§ Task details: Restate, word for word, all of the material shown below.

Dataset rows
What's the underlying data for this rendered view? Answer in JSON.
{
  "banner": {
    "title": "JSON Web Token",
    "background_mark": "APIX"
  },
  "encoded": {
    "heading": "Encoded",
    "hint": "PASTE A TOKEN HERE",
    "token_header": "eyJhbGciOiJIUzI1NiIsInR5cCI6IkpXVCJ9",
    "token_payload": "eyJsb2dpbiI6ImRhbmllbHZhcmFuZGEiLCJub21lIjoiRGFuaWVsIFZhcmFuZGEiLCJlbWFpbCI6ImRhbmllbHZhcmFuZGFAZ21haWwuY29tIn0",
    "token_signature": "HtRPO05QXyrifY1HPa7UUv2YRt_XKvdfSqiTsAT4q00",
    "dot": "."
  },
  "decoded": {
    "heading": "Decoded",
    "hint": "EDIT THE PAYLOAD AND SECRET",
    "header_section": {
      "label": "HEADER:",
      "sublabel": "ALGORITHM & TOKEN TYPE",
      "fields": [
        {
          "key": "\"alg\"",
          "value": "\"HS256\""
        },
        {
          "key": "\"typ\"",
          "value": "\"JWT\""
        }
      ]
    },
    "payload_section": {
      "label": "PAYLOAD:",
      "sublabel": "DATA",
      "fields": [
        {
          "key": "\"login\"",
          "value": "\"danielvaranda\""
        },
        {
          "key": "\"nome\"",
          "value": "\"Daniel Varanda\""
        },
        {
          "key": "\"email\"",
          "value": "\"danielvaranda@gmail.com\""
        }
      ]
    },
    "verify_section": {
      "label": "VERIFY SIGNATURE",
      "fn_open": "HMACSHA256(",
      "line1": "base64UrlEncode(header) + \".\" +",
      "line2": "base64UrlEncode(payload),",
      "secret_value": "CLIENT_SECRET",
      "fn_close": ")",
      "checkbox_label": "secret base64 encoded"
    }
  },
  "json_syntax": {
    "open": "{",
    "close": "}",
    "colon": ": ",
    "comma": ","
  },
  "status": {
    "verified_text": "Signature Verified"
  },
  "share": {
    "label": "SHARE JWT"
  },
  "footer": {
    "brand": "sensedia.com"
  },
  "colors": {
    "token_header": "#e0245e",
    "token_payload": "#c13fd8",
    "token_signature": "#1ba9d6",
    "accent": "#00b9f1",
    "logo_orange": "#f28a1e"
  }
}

§ Output for this exercise:
What's the underlying data for this rendered view? Answer in JSON.
{
  "banner": {
    "title": "JSON Web Token",
    "background_mark": "APIX"
  },
  "encoded": {
    "heading": "Encoded",
    "hint": "PASTE A TOKEN HERE",
    "token_header": "eyJhbGciOiJIUzI1NiIsInR5cCI6IkpXVCJ9",
    "token_payload": "eyJsb2dpbiI6ImRhbmllbHZhcmFuZGEiLCJub21lIjoiRGFuaWVsIFZhcmFuZGEiLCJlbWFpbCI6ImRhbmllbHZhcmFuZGFAZ21haWwuY29tIn0",
    "token_signature": "HtRPO05QXyrifY1HPa7UUv2YRt_XKvdfSqiTsAT4q00",
    "dot": "."
  },
  "decoded": {
    "heading": "Decoded",
    "hint": "EDIT THE PAYLOAD AND SECRET",
    "header_section": {
      "label": "HEADER:",
      "sublabel": "ALGORITHM & TOKEN TYPE",
      "fields": [
        {
          "key": "\"alg\"",
          "value": "\"HS256\""
        },
        {
          "key": "\"typ\"",
          "value": "\"JWT\""
        }
      ]
    },
    "payload_section": {
      "label": "PAYLOAD:",
      "sublabel": "DATA",
      "fields": [
        {
          "key": "\"login\"",
          "value": "\"danielvaranda\""
        },
        {
          "key": "\"nome\"",
          "value": "\"Daniel Varanda\""
        },
        {
          "key": "\"email\"",
          "value": "\"danielvaranda@gmail.com\""
        }
      ]
    },
    "verify_section": {
      "label": "VERIFY SIGNATURE",
      "fn_open": "HMACSHA256(",
      "line1": "base64UrlEncode(header) + \".\" +",
      "line2": "base64UrlEncode(payload),",
      "secret_value": "CLIENT_SECRET",
      "fn_close": ")",
      "checkbox_label": "secret base64 encoded"
    }
  },
  "json_syntax": {
    "open": "{",
    "close": "}",
    "colon": ": ",
    "comma": ","
  },
  "status": {
    "verified_text": "Signature Verified"
  },
  "share": {
    "label": "SHARE JWT"
  },
  "footer": {
    "brand": "sensedia.com"
  },
  "colors": {
    "token_header": "#e0245e",
    "token_payload": "#c13fd8",
    "token_signature": "#1ba9d6",
    "accent": "#00b9f1",
    "logo_orange": "#f28a1e"
  }
}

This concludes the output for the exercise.